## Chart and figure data
::::::

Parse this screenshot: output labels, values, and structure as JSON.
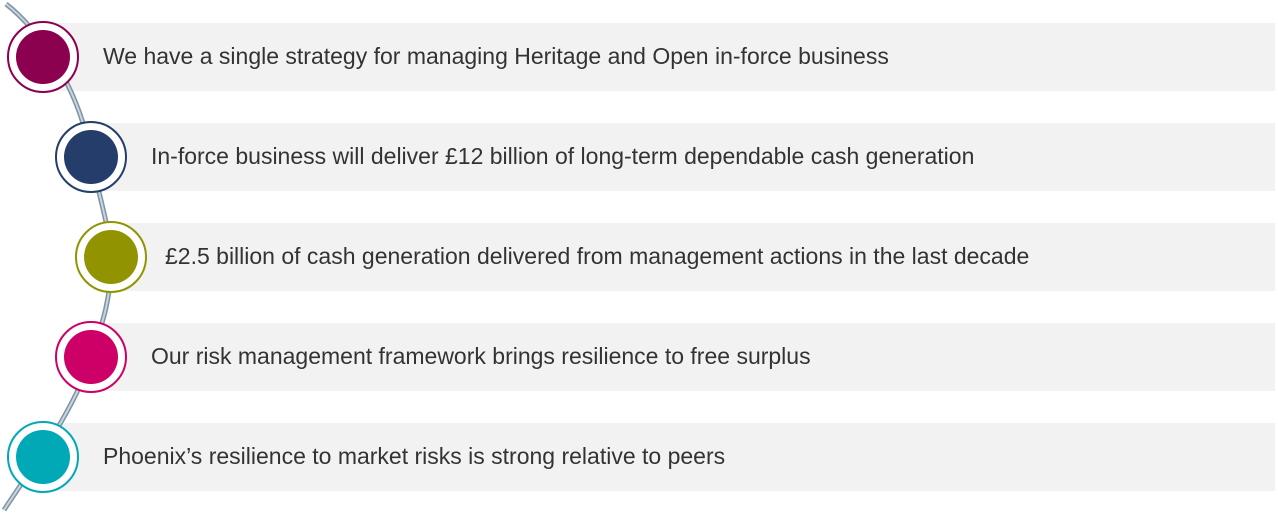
{
  "items": [
    {
      "text": "We have a single strategy for managing Heritage and Open in-force business",
      "color": "#8c0050"
    },
    {
      "text": "In-force business will deliver £12 billion of long-term dependable cash generation",
      "color": "#253d6b"
    },
    {
      "text": "£2.5 billion of cash generation delivered from management actions in the last decade",
      "color": "#919400"
    },
    {
      "text": "Our risk management framework brings resilience to free surplus",
      "color": "#cc0066"
    },
    {
      "text": "Phoenix’s resilience to market risks is strong relative to peers",
      "color": "#00a9b5"
    }
  ]
}
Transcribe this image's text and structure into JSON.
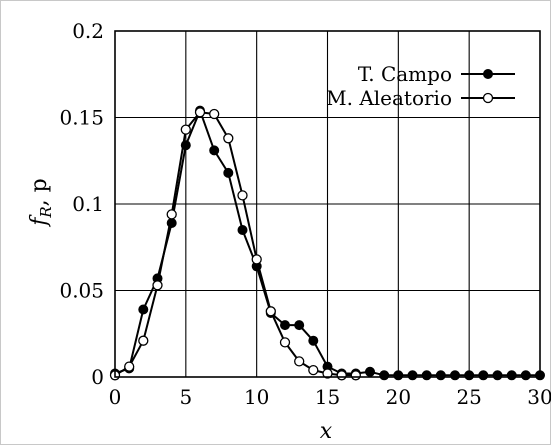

::::::

## Exercise objective
Go through the material above and print all of it exactly, except the pictures.

## Output for this exercise
Parse this screenshot: output labels, values, and structure as JSON.
{
  "items": [
    {
      "text": "We have a single strategy for managing Heritage and Open in-force business",
      "color": "#8c0050"
    },
    {
      "text": "In-force business will deliver £12 billion of long-term dependable cash generation",
      "color": "#253d6b"
    },
    {
      "text": "£2.5 billion of cash generation delivered from management actions in the last decade",
      "color": "#919400"
    },
    {
      "text": "Our risk management framework brings resilience to free surplus",
      "color": "#cc0066"
    },
    {
      "text": "Phoenix’s resilience to market risks is strong relative to peers",
      "color": "#00a9b5"
    }
  ]
}
Transcribe this image's text and structure into JSON.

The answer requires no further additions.